**Excerpted data**

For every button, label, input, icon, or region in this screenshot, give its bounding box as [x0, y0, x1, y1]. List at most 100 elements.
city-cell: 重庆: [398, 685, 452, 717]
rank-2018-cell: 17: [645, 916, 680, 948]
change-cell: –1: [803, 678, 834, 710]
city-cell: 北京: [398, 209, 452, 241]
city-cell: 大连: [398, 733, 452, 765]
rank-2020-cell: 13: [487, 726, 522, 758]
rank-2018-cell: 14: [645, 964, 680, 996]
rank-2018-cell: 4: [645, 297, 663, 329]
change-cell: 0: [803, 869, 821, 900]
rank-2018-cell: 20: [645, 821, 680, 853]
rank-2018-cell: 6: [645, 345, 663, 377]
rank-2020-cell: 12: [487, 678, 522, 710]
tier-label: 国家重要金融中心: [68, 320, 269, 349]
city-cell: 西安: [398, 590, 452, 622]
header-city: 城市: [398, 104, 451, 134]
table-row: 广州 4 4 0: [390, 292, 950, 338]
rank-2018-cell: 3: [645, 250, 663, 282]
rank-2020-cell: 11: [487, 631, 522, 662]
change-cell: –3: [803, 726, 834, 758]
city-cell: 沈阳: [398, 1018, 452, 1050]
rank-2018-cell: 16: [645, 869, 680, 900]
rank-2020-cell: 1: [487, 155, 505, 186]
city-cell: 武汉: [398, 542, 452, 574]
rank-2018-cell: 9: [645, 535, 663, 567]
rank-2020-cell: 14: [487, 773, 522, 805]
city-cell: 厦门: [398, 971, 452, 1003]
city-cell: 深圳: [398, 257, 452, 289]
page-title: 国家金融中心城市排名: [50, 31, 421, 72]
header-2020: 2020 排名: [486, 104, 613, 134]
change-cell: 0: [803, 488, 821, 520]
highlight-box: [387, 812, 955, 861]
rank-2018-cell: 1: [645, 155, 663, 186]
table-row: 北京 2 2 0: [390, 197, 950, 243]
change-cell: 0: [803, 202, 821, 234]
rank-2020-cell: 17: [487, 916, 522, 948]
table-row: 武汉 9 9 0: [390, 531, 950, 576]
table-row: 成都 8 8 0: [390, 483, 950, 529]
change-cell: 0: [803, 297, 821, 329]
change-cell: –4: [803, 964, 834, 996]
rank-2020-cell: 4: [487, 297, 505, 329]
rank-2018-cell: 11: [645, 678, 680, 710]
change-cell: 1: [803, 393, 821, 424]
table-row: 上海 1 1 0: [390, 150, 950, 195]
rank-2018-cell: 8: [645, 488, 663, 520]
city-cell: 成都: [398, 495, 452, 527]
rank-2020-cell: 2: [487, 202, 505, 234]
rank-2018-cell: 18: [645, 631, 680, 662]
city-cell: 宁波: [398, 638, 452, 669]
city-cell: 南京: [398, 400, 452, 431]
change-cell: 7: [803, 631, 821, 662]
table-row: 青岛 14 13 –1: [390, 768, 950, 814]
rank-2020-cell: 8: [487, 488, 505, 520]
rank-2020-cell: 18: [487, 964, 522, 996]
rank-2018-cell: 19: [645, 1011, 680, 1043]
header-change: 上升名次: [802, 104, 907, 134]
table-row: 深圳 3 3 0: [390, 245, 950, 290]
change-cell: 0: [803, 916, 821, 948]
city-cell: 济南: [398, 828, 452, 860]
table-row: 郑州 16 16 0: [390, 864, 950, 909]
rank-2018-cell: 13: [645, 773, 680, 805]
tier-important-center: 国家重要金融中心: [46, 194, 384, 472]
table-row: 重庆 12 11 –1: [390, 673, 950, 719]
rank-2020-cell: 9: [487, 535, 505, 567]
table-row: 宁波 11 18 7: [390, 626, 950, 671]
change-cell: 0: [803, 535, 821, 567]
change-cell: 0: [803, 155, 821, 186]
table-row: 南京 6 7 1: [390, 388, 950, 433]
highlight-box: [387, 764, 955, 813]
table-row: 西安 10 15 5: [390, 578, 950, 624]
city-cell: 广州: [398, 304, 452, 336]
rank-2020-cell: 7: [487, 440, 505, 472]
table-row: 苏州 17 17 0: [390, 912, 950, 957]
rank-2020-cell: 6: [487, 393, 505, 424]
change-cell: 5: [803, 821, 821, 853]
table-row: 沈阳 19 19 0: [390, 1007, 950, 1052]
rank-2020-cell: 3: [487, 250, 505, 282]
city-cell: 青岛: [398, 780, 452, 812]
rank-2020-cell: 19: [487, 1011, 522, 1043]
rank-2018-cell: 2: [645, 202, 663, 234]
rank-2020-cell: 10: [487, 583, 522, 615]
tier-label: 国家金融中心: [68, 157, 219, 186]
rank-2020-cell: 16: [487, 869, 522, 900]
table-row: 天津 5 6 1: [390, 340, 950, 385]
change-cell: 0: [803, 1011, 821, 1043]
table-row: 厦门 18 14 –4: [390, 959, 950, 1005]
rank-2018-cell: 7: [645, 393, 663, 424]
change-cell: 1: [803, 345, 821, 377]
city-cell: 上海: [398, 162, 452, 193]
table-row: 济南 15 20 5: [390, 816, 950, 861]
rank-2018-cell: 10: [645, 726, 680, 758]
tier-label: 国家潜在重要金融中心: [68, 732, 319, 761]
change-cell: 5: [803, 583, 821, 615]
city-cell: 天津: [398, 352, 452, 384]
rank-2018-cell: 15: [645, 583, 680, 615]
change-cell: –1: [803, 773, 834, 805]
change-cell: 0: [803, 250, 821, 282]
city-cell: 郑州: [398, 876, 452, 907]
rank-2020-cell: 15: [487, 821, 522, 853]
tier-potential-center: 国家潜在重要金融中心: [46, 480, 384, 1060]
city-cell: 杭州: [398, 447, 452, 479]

**What this task involves**
Rewrite every line of the records above as a numbered list, leaving out any blank lines.

**Solution to this exercise**
1. For every button, label, input, icon, or region in this screenshot, give its bounding box as [x0, y0, x1, y1]. List at most 100 elements.
2. city-cell: 重庆: [398, 685, 452, 717]
3. rank-2018-cell: 17: [645, 916, 680, 948]
4. change-cell: –1: [803, 678, 834, 710]
5. city-cell: 北京: [398, 209, 452, 241]
6. city-cell: 大连: [398, 733, 452, 765]
7. rank-2020-cell: 13: [487, 726, 522, 758]
8. rank-2018-cell: 14: [645, 964, 680, 996]
9. rank-2018-cell: 4: [645, 297, 663, 329]
10. change-cell: 0: [803, 869, 821, 900]
11. rank-2018-cell: 20: [645, 821, 680, 853]
12. rank-2018-cell: 6: [645, 345, 663, 377]
13. rank-2020-cell: 12: [487, 678, 522, 710]
14. tier-label: 国家重要金融中心: [68, 320, 269, 349]
15. city-cell: 西安: [398, 590, 452, 622]
16. header-city: 城市: [398, 104, 451, 134]
17. table-row: 广州 4 4 0: [390, 292, 950, 338]
18. rank-2018-cell: 3: [645, 250, 663, 282]
19. rank-2020-cell: 11: [487, 631, 522, 662]
20. change-cell: –3: [803, 726, 834, 758]
21. city-cell: 沈阳: [398, 1018, 452, 1050]
22. rank-2018-cell: 16: [645, 869, 680, 900]
23. rank-2020-cell: 1: [487, 155, 505, 186]
24. city-cell: 武汉: [398, 542, 452, 574]
25. rank-2018-cell: 9: [645, 535, 663, 567]
26. rank-2020-cell: 14: [487, 773, 522, 805]
27. city-cell: 厦门: [398, 971, 452, 1003]
28. city-cell: 深圳: [398, 257, 452, 289]
29. page-title: 国家金融中心城市排名: [50, 31, 421, 72]
30. header-2020: 2020 排名: [486, 104, 613, 134]
31. change-cell: 0: [803, 488, 821, 520]
32. highlight-box: [387, 812, 955, 861]
33. rank-2018-cell: 1: [645, 155, 663, 186]
34. table-row: 北京 2 2 0: [390, 197, 950, 243]
35. change-cell: 0: [803, 202, 821, 234]
36. rank-2020-cell: 17: [487, 916, 522, 948]
37. table-row: 武汉 9 9 0: [390, 531, 950, 576]
38. table-row: 成都 8 8 0: [390, 483, 950, 529]
39. change-cell: 0: [803, 297, 821, 329]
40. change-cell: –4: [803, 964, 834, 996]
41. rank-2020-cell: 4: [487, 297, 505, 329]
42. rank-2018-cell: 11: [645, 678, 680, 710]
43. change-cell: 1: [803, 393, 821, 424]
44. table-row: 上海 1 1 0: [390, 150, 950, 195]
45. rank-2018-cell: 8: [645, 488, 663, 520]
46. city-cell: 成都: [398, 495, 452, 527]
47. rank-2020-cell: 2: [487, 202, 505, 234]
48. rank-2018-cell: 18: [645, 631, 680, 662]
49. city-cell: 宁波: [398, 638, 452, 669]
50. city-cell: 南京: [398, 400, 452, 431]
51. change-cell: 7: [803, 631, 821, 662]
52. table-row: 青岛 14 13 –1: [390, 768, 950, 814]
53. rank-2020-cell: 8: [487, 488, 505, 520]
54. rank-2020-cell: 18: [487, 964, 522, 996]
55. rank-2018-cell: 19: [645, 1011, 680, 1043]
56. header-change: 上升名次: [802, 104, 907, 134]
57. table-row: 深圳 3 3 0: [390, 245, 950, 290]
58. change-cell: 0: [803, 916, 821, 948]
59. city-cell: 济南: [398, 828, 452, 860]
60. table-row: 郑州 16 16 0: [390, 864, 950, 909]
61. rank-2018-cell: 13: [645, 773, 680, 805]
62. tier-important-center: 国家重要金融中心: [46, 194, 384, 472]
63. table-row: 重庆 12 11 –1: [390, 673, 950, 719]
64. rank-2020-cell: 9: [487, 535, 505, 567]
65. table-row: 宁波 11 18 7: [390, 626, 950, 671]
66. change-cell: 0: [803, 535, 821, 567]
67. change-cell: 0: [803, 155, 821, 186]
68. table-row: 南京 6 7 1: [390, 388, 950, 433]
69. highlight-box: [387, 764, 955, 813]
70. table-row: 西安 10 15 5: [390, 578, 950, 624]
71. city-cell: 广州: [398, 304, 452, 336]
72. rank-2020-cell: 7: [487, 440, 505, 472]
73. table-row: 苏州 17 17 0: [390, 912, 950, 957]
74. rank-2020-cell: 6: [487, 393, 505, 424]
75. change-cell: 5: [803, 821, 821, 853]
76. table-row: 沈阳 19 19 0: [390, 1007, 950, 1052]
77. rank-2020-cell: 3: [487, 250, 505, 282]
78. city-cell: 青岛: [398, 780, 452, 812]
79. rank-2020-cell: 19: [487, 1011, 522, 1043]
80. rank-2018-cell: 2: [645, 202, 663, 234]
81. rank-2020-cell: 10: [487, 583, 522, 615]
82. tier-label: 国家金融中心: [68, 157, 219, 186]
83. rank-2020-cell: 16: [487, 869, 522, 900]
84. table-row: 天津 5 6 1: [390, 340, 950, 385]
85. change-cell: 0: [803, 1011, 821, 1043]
86. table-row: 厦门 18 14 –4: [390, 959, 950, 1005]
87. rank-2018-cell: 7: [645, 393, 663, 424]
88. change-cell: 1: [803, 345, 821, 377]
89. city-cell: 上海: [398, 162, 452, 193]
90. table-row: 济南 15 20 5: [390, 816, 950, 861]
91. rank-2018-cell: 10: [645, 726, 680, 758]
92. tier-label: 国家潜在重要金融中心: [68, 732, 319, 761]
93. change-cell: 5: [803, 583, 821, 615]
94. city-cell: 天津: [398, 352, 452, 384]
95. rank-2018-cell: 15: [645, 583, 680, 615]
96. change-cell: –1: [803, 773, 834, 805]
97. change-cell: 0: [803, 250, 821, 282]
98. city-cell: 郑州: [398, 876, 452, 907]
99. rank-2020-cell: 15: [487, 821, 522, 853]
100. tier-potential-center: 国家潜在重要金融中心: [46, 480, 384, 1060]
101. city-cell: 杭州: [398, 447, 452, 479]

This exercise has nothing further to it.